*Data*:
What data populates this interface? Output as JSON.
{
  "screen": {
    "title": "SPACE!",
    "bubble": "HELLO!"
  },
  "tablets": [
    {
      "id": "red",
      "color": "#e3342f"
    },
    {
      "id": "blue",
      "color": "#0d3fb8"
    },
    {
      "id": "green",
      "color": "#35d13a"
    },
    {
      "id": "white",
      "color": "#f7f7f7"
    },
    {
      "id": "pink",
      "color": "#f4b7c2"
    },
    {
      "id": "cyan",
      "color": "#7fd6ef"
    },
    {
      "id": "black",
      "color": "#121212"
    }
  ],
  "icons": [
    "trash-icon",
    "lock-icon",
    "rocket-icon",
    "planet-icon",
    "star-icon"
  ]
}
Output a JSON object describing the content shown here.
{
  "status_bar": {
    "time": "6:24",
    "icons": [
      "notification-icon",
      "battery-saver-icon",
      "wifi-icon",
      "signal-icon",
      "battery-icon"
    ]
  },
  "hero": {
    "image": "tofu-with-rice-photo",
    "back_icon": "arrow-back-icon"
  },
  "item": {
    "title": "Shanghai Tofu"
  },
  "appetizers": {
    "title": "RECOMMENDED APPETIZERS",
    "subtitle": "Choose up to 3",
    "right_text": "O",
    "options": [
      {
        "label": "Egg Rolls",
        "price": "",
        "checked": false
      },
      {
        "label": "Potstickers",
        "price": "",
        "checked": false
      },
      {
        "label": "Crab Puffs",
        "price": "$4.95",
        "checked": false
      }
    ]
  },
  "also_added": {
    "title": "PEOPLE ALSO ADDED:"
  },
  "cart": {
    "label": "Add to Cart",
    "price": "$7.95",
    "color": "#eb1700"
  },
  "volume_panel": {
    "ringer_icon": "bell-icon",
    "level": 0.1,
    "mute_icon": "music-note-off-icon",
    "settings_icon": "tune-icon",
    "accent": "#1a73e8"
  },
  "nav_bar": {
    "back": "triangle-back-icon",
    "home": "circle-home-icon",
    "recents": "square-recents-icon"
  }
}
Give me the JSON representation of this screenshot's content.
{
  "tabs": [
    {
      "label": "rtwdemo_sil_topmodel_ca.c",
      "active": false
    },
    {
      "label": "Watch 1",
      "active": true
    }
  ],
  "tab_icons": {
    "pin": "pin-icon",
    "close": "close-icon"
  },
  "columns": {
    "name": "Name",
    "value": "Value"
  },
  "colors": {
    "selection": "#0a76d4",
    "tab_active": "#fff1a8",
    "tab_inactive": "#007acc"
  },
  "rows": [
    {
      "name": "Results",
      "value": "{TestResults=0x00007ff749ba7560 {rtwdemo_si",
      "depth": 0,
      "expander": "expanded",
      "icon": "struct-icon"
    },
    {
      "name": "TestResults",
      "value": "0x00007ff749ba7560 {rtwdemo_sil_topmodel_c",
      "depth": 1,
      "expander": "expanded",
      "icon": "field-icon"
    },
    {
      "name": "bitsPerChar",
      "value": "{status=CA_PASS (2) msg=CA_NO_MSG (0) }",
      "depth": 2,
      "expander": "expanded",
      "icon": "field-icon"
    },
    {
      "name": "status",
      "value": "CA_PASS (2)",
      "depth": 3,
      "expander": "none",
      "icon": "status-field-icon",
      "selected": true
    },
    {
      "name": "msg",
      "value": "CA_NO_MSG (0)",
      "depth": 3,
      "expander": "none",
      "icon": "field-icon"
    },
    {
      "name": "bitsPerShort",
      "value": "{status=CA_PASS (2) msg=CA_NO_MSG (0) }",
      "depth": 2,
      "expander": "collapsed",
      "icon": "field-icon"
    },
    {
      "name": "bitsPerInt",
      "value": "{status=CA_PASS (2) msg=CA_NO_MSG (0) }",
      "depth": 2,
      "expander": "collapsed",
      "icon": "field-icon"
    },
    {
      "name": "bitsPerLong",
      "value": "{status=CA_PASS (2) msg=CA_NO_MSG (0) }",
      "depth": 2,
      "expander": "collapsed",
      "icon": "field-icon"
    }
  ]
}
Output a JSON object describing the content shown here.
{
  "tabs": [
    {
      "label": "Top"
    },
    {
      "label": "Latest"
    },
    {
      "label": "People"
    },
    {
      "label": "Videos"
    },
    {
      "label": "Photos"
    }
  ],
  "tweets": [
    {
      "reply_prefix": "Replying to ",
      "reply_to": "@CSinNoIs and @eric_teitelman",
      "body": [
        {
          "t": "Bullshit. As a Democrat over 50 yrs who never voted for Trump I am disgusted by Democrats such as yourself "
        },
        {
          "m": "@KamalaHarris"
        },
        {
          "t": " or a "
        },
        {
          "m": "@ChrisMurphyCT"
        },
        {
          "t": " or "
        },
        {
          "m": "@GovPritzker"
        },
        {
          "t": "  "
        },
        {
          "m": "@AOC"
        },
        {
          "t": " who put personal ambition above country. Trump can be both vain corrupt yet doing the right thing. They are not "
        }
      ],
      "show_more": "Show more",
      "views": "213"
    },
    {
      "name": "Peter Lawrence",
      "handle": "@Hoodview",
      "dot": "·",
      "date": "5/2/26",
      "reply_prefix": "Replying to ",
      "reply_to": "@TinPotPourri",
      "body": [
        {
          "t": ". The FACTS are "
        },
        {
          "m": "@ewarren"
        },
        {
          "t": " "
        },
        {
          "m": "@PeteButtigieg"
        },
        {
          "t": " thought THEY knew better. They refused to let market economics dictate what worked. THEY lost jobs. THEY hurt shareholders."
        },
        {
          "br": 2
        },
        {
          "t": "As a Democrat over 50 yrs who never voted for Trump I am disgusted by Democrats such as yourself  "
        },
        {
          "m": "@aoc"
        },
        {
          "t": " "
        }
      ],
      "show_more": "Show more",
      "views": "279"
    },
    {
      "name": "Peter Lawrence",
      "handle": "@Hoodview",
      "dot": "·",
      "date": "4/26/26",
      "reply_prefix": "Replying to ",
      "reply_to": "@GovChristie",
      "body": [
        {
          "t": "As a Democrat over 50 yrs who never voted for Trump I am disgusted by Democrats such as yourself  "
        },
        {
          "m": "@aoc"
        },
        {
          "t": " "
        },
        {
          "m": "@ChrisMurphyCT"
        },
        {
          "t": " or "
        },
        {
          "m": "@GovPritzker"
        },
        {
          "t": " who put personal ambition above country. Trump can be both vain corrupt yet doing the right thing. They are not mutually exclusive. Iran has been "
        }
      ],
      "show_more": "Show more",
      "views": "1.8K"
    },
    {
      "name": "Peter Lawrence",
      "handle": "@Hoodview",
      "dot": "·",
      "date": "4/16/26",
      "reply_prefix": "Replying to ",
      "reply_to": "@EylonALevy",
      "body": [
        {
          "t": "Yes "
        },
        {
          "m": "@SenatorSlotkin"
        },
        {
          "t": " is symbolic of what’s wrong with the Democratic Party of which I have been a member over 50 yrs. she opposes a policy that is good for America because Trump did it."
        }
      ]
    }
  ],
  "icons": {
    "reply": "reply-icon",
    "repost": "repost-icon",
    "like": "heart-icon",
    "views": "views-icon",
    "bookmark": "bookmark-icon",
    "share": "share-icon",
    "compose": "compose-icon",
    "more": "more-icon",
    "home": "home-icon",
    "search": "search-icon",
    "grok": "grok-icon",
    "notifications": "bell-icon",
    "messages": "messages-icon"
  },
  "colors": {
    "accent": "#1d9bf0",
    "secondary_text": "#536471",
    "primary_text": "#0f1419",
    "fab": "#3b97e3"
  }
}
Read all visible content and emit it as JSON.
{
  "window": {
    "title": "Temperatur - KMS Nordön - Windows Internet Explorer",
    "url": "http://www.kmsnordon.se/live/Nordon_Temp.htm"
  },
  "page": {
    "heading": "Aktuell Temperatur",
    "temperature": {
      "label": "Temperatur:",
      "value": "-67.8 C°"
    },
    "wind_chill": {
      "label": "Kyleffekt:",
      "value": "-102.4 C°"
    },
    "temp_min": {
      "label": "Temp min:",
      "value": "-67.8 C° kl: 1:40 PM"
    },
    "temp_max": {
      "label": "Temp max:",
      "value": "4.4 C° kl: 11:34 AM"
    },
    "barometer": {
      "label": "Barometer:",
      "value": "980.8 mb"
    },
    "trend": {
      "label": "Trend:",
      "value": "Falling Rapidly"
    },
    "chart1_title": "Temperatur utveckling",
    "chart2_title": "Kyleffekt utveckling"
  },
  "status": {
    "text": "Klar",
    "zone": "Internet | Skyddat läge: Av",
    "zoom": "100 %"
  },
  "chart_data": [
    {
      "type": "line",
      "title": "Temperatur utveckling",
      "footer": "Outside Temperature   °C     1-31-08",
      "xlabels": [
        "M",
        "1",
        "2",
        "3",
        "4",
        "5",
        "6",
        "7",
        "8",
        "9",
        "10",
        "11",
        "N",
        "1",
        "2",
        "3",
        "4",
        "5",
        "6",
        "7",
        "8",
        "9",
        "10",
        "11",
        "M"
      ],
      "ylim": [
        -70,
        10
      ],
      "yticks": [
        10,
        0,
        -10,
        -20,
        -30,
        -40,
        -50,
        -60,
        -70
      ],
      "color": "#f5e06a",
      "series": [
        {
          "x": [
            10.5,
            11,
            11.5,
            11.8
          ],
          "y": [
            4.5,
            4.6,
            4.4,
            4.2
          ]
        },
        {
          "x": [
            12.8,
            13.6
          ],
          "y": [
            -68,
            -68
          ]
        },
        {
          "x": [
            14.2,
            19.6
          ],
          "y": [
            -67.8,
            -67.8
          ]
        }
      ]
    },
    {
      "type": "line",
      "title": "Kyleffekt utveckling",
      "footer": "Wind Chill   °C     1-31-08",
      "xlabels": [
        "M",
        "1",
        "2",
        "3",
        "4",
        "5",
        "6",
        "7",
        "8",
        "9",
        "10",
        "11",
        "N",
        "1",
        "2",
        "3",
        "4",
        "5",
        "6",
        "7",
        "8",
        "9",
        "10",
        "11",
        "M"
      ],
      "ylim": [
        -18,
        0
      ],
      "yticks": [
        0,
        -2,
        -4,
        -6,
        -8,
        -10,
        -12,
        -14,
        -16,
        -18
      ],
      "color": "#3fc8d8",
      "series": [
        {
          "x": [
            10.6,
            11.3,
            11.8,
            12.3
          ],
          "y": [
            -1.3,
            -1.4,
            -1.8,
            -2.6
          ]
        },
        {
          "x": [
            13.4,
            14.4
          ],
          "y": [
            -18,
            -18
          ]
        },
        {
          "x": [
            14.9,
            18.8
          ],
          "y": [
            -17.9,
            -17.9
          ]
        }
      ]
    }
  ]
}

*What you will do*: Which lines hold the word "views"? Show each one.

*Solution to this exercise*:
      "views": "213"
      "views": "279"
      "views": "1.8K"
    "views": "views-icon",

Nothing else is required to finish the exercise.